* THE TASK:
Go through the entries one line at a time, and gather every line that has the word "right".

* RECORDS FOR PROCESSING:
_ _ _ _ _ _ _

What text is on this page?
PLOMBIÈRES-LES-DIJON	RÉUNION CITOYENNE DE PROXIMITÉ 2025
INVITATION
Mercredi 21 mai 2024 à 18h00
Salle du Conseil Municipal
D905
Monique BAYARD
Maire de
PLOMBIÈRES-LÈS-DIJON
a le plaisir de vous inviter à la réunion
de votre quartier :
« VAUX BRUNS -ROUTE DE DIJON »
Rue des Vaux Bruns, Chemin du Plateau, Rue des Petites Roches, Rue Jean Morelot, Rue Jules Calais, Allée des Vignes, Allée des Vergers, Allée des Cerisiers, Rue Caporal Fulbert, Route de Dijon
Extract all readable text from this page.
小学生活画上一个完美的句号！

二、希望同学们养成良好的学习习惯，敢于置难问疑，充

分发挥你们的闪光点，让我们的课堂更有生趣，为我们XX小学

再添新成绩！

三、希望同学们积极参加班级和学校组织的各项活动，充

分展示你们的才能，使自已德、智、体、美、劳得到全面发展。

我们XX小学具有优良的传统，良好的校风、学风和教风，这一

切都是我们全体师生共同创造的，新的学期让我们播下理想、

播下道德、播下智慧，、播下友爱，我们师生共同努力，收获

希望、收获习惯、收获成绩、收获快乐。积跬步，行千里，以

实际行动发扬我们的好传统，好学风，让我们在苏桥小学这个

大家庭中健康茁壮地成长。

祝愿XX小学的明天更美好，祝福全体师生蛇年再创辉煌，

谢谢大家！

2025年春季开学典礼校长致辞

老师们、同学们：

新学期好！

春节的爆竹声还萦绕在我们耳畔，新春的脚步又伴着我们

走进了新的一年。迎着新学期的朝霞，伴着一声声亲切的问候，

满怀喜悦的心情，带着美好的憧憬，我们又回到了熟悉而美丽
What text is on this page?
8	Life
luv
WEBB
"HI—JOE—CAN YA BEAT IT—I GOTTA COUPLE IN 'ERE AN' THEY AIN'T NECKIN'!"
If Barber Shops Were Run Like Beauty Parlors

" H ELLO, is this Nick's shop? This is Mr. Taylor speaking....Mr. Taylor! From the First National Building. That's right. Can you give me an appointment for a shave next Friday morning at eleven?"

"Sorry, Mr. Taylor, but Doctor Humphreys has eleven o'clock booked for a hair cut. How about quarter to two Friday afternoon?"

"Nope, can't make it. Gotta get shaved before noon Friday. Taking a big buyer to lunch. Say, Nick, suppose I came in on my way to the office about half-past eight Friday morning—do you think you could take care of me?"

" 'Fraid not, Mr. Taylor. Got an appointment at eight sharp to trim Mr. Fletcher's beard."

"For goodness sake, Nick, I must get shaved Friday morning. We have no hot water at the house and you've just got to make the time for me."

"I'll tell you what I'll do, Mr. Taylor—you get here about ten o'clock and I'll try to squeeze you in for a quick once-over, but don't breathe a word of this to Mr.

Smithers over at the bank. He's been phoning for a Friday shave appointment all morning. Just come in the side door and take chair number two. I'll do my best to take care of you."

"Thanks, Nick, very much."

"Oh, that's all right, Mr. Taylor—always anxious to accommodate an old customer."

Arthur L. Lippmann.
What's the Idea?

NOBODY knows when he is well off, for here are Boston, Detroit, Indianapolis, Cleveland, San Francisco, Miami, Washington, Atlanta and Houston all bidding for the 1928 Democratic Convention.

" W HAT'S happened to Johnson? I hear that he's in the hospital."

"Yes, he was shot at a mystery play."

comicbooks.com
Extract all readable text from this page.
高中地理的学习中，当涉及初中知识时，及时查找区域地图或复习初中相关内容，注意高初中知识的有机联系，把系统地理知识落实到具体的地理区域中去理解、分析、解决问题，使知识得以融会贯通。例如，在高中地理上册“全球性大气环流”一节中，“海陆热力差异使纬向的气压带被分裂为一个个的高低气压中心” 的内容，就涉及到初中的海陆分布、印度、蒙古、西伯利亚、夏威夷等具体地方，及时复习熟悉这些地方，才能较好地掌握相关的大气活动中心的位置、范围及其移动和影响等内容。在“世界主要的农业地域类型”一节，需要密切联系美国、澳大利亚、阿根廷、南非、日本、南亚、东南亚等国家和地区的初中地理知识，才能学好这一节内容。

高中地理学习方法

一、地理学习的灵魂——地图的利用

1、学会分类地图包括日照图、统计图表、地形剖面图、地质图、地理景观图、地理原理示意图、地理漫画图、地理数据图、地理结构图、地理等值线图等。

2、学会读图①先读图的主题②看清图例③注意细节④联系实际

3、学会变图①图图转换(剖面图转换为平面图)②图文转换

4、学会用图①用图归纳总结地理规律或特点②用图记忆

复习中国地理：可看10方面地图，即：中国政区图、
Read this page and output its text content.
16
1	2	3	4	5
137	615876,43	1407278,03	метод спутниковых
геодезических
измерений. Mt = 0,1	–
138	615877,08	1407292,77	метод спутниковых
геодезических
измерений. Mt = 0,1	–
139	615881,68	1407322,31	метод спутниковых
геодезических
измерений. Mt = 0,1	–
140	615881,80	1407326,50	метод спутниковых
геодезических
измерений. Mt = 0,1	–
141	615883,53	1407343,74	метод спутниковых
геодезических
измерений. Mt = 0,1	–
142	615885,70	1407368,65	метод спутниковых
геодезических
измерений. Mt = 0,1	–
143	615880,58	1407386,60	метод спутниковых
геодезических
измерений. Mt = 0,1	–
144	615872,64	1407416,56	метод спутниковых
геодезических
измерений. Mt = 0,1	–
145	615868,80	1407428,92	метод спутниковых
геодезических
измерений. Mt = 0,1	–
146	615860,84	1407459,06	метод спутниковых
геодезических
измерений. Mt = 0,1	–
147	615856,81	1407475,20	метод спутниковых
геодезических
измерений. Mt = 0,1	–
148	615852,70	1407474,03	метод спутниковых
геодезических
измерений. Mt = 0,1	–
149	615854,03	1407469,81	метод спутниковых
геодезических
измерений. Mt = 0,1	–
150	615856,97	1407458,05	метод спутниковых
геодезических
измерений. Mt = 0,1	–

_ _ _ _ _ _ _

* TASK RESULT:
" H ELLO, is this Nick's shop? This is Mr. Taylor speaking....Mr. Taylor! From the First National Building. That's right. Can you give me an appointment for a shave next Friday morning at eleven?"
"Oh, that's all right, Mr. Taylor—always anxious to accommodate an old customer."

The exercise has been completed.